• **Objective**
Swap every "screenshot" in the data below for "screen capture" and give the lines back with nothing else changed, leaving out the pictures.

++++ Extracted records ++++

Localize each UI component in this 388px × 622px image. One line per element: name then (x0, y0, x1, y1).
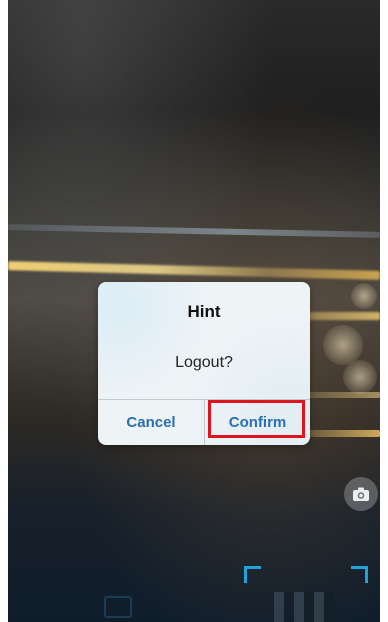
bokeh-light (343, 360, 377, 394)
camera-icon (353, 487, 369, 501)
scan-frame-corner (351, 566, 368, 583)
dialog-title: Hint (187, 302, 221, 321)
cancel-button[interactable]: Cancel (98, 400, 204, 445)
logout-dialog: Hint Logout? Cancel Confirm (98, 282, 310, 445)
light-streak (8, 261, 380, 280)
bokeh-light (351, 283, 377, 309)
album-icon[interactable] (104, 596, 132, 618)
dialog-message: Logout? (175, 354, 233, 371)
qr-preview (274, 592, 334, 622)
confirm-button[interactable]: Confirm (204, 400, 310, 445)
scan-frame-corner (244, 566, 261, 583)
bokeh-light (323, 325, 363, 365)
light-streak (8, 224, 380, 238)
camera-switch-button[interactable] (344, 477, 378, 511)
scan-frame (244, 566, 368, 622)
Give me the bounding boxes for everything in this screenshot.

++++

• **Finished answer**
Localize each UI component in this 388px × 622px image. One line per element: name then (x0, y0, x1, y1).
bokeh-light (343, 360, 377, 394)
camera-icon (353, 487, 369, 501)
scan-frame-corner (351, 566, 368, 583)
dialog-title: Hint (187, 302, 221, 321)
cancel-button[interactable]: Cancel (98, 400, 204, 445)
logout-dialog: Hint Logout? Cancel Confirm (98, 282, 310, 445)
light-streak (8, 261, 380, 280)
bokeh-light (351, 283, 377, 309)
album-icon[interactable] (104, 596, 132, 618)
dialog-message: Logout? (175, 354, 233, 371)
qr-preview (274, 592, 334, 622)
confirm-button[interactable]: Confirm (204, 400, 310, 445)
scan-frame-corner (244, 566, 261, 583)
bokeh-light (323, 325, 363, 365)
light-streak (8, 224, 380, 238)
camera-switch-button[interactable] (344, 477, 378, 511)
scan-frame (244, 566, 368, 622)
Give me the bounding boxes for everything in this screen capture.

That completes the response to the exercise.